STATED EXERCISE:
Below are the records; collect from them each line containing the string "Name".

* * * * *

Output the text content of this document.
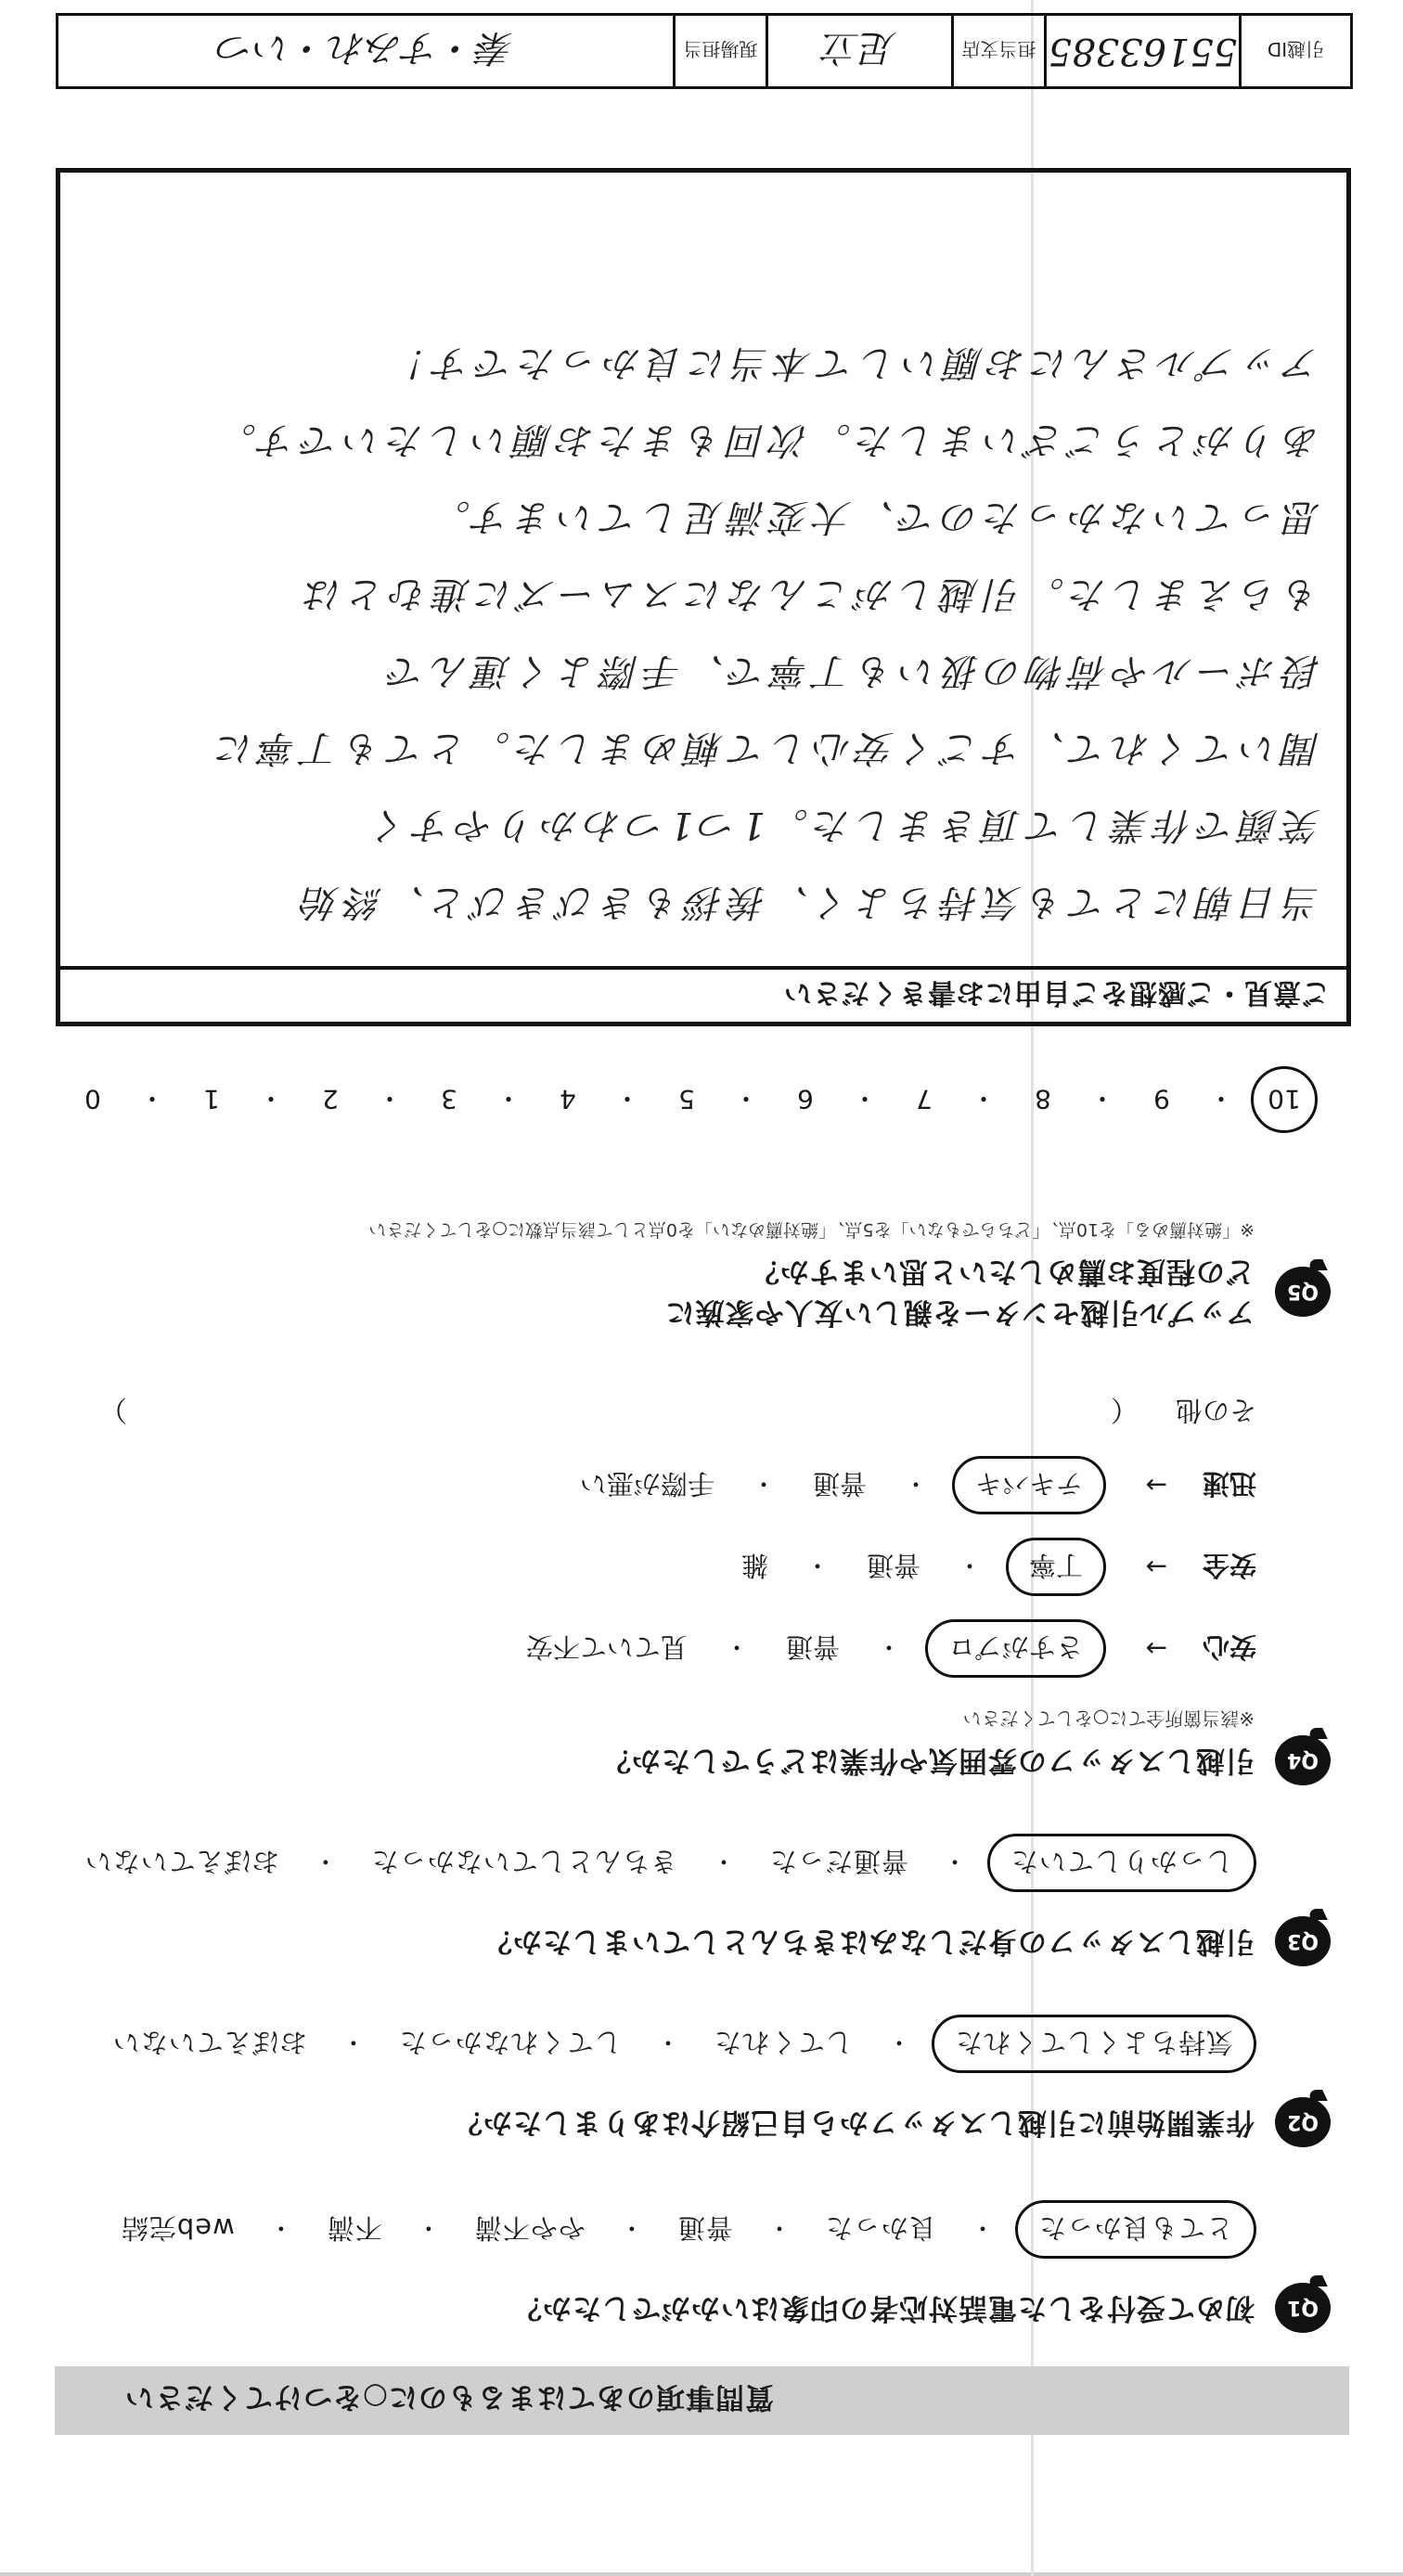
質問事項のあてはまるものに○をつけてください
Q1
初めて受付をした電話対応者の印象はいかがでしたか？
とても良かった
・
良かった
・
普通
・
やや不満
・
不満
・
web完結
Q2
作業開始前に引越しスタッフから自己紹介はありましたか？
気持ちよくしてくれた
・
してくれた
・
してくれなかった
・
おぼえていない
Q3
引越しスタッフの身だしなみはきちんとしていましたか？
しっかりしていた
・
普通だった
・
きちんとしていなかった
・
おぼえていない
Q4
引越しスタッフの雰囲気や作業はどうでしたか？
※該当箇所全てに○をしてください
安心
→
さすがプロ
・
普通
・
見ていて不安
安全
→
丁寧
・
普通
・
雑
迅速
→
テキパキ
・
普通
・
手際が悪い
その他
（
）
Q5
アップル引越センターを親しい友人や家族に
どの程度お薦めしたいと思いますか？
※「絶対薦める」を10点、「どちらでもない」を5点、「絶対薦めない」を0点として該当点数に○をしてください
10
・
9
・
8
・
7
・
6
・
5
・
4
・
3
・
2
・
1
・
0
ご意見・ご感想をご自由にお書きください
当日朝にとても気持ちよく、挨拶もきびきびと、終始
笑顔で作業して頂きました。1つ1つわかりやすく
聞いてくれて、すごく安心して頼めました。とても丁寧に
段ボールや荷物の扱いも丁寧で、手際よく運んで
もらえました。引越しがこんなにスムーズに進むとは
思っていなかったので、大変満足しています。
ありがとうございました。次回もまたお願いしたいです。
アップルさんにお願いして本当に良かったです！
引越ID
55163385
担当支店
足立
現場担当
秦・すみれ・いつ
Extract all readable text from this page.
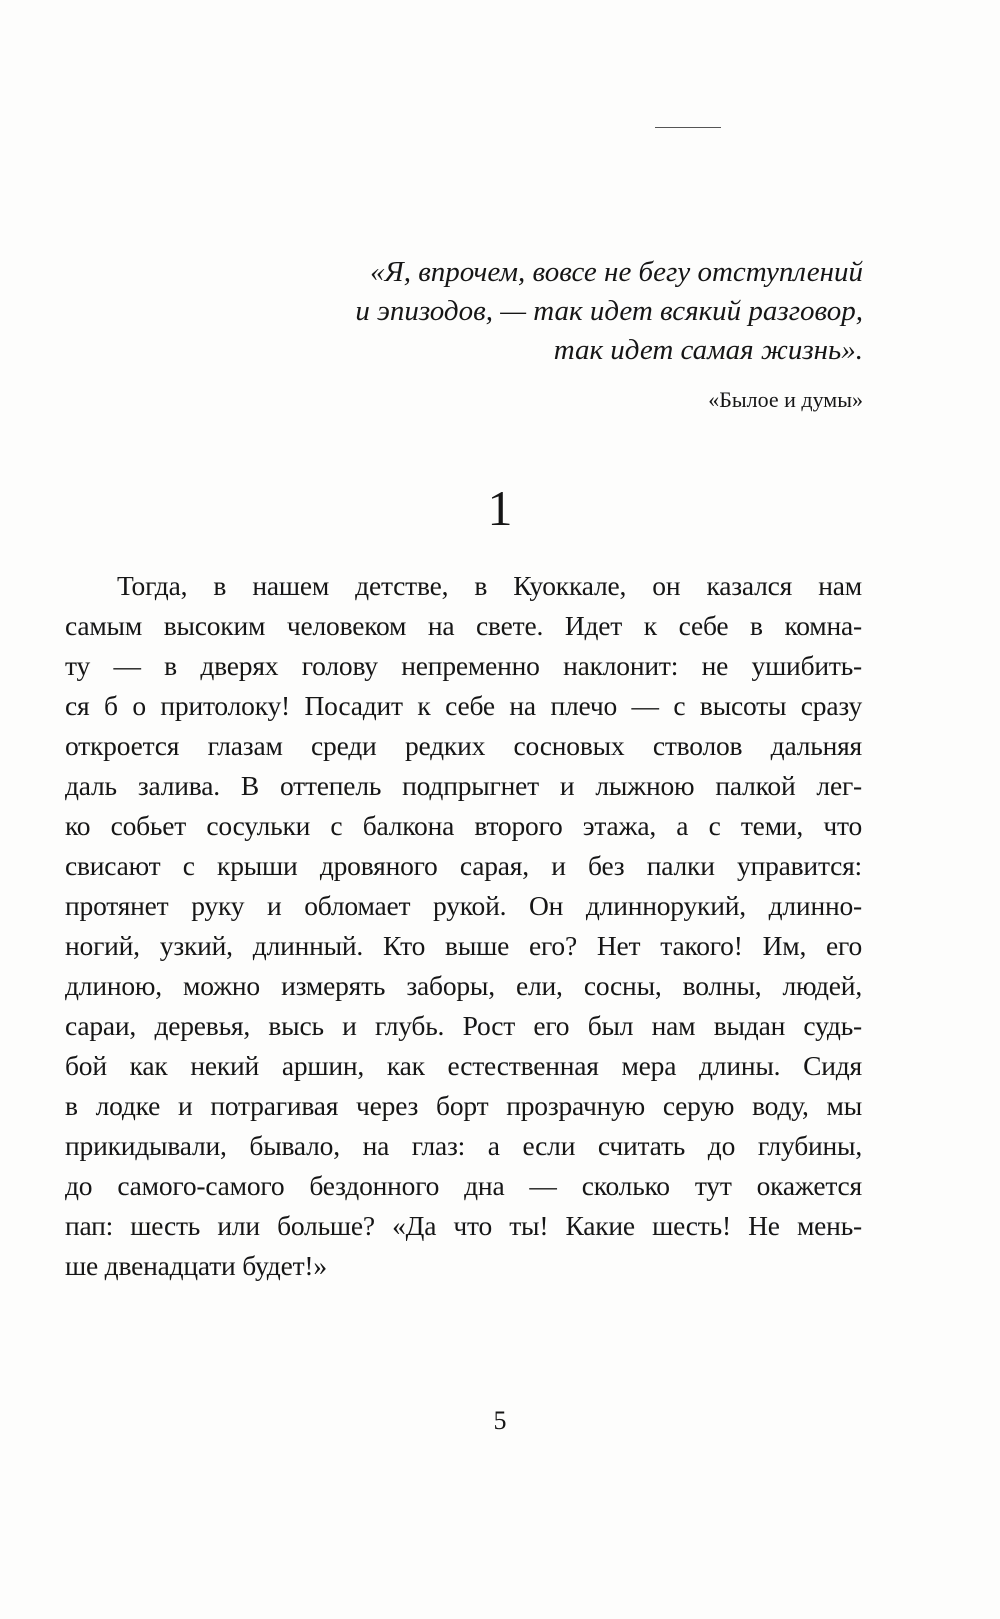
«Я, впрочем, вовсе не бегу отступлений
и эпизодов, — так идет всякий разговор,
так идет самая жизнь».
«Былое и думы»
1
Тогда, в нашем детстве, в Куоккале, он казался нам
самым высоким человеком на свете. Идет к себе в комна-
ту — в дверях голову непременно наклонит: не ушибить-
ся б о притолоку! Посадит к себе на плечо — с высоты сразу
откроется глазам среди редких сосновых стволов дальняя
даль залива. В оттепель подпрыгнет и лыжною палкой лег-
ко собьет сосульки с балкона второго этажа, а с теми, что
свисают с крыши дровяного сарая, и без палки управится:
протянет руку и обломает рукой. Он длиннорукий, длинно-
ногий, узкий, длинный. Кто выше его? Нет такого! Им, его
длиною, можно измерять заборы, ели, сосны, волны, людей,
сараи, деревья, высь и глубь. Рост его был нам выдан судь-
бой как некий аршин, как естественная мера длины. Сидя
в лодке и потрагивая через борт прозрачную серую воду, мы
прикидывали, бывало, на глаз: а если считать до глубины,
до самого-самого бездонного дна — сколько тут окажется
пап: шесть или больше? «Да что ты! Какие шесть! Не мень-
ше двенадцати будет!»
5
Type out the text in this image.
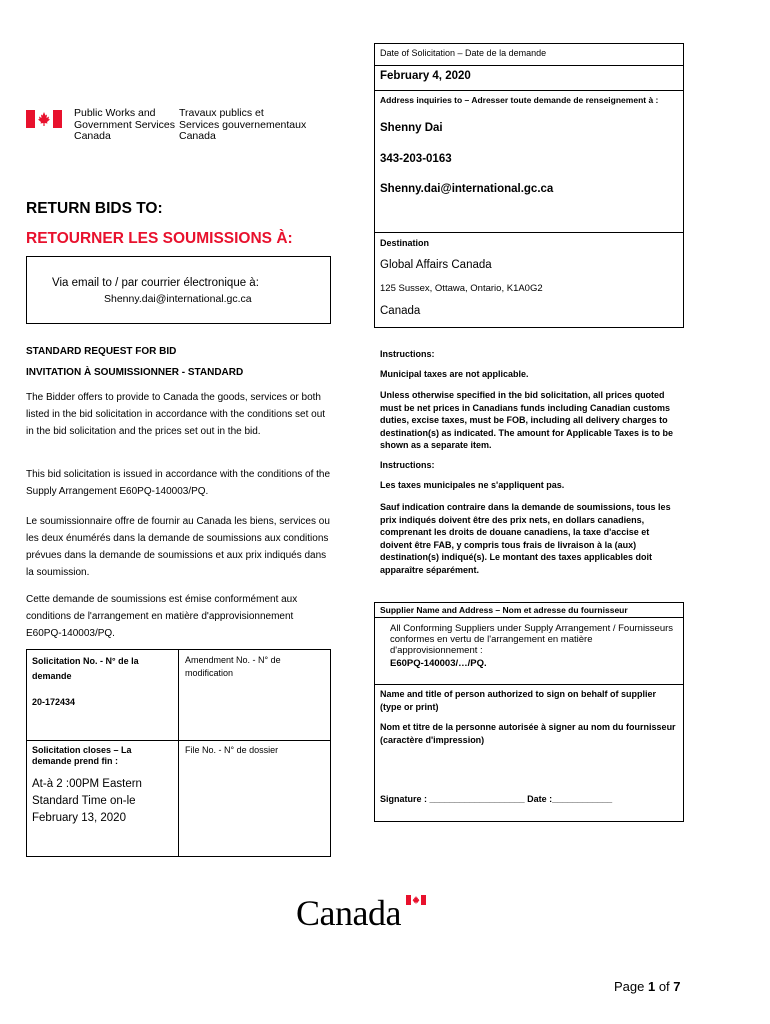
Public Works and
Government Services
Canada
Travaux publics et
Services gouvernementaux
Canada
Date of Solicitation – Date de la demande
February 4, 2020
Address inquiries to – Adresser toute demande de renseignement à :
Shenny Dai
343-203-0163
Shenny.dai@international.gc.ca
Destination
Global Affairs Canada
125 Sussex, Ottawa, Ontario, K1A0G2
Canada
Instructions:
Municipal taxes are not applicable.
Unless otherwise specified in the bid solicitation, all prices quoted must be net prices in Canadians funds including Canadian customs duties, excise taxes, must be FOB, including all delivery charges to destination(s) as indicated. The amount for Applicable Taxes is to be shown as a separate item.
Instructions:
Les taxes municipales ne s'appliquent pas.
Sauf indication contraire dans la demande de soumissions, tous les prix indiqués doivent être des prix nets, en dollars canadiens, comprenant les droits de douane canadiens, la taxe d'accise et doivent être FAB, y compris tous frais de livraison à la (aux) destination(s) indiqué(s). Le montant des taxes applicables doit apparaître séparément.
Supplier Name and Address – Nom et adresse du fournisseur
All Conforming Suppliers under Supply Arrangement / Fournisseurs conformes en vertu de l'arrangement en matière d'approvisionnement :
E60PQ-140003/…/PQ.
Name and title of person authorized to sign on behalf of supplier (type or print)
Nom et titre de la personne autorisée à signer au nom du fournisseur (caractère d'impression)
Signature : ___________________ Date :____________
RETURN BIDS TO:
RETOURNER LES SOUMISSIONS À:
Via email to / par courrier électronique à:
Shenny.dai@international.gc.ca
STANDARD REQUEST FOR BID
INVITATION À SOUMISSIONNER - STANDARD
The Bidder offers to provide to Canada the goods, services or both listed in the bid solicitation in accordance with the conditions set out in the bid solicitation and the prices set out in the bid.
This bid solicitation is issued in accordance with the conditions of the Supply Arrangement E60PQ-140003/PQ.
Le soumissionnaire offre de fournir au Canada les biens, services ou les deux énumérés dans la demande de soumissions aux conditions prévues dans la demande de soumissions et aux prix indiqués dans la soumission.
Cette demande de soumissions est émise conformément aux conditions de l'arrangement en matière d'approvisionnement E60PQ-140003/PQ.
Solicitation No. - N° de la demande
20-172434
Amendment No. - N° de modification
Solicitation closes – La demande prend fin :
At-à 2 :00PM Eastern Standard Time on-le February 13, 2020
File No. - N° de dossier
Canada
Page 1 of 7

* * * * *

WORKED SOLUTION:
Supplier Name and Address – Nom et adresse du fournisseur
Name and title of person authorized to sign on behalf of supplier (type or print)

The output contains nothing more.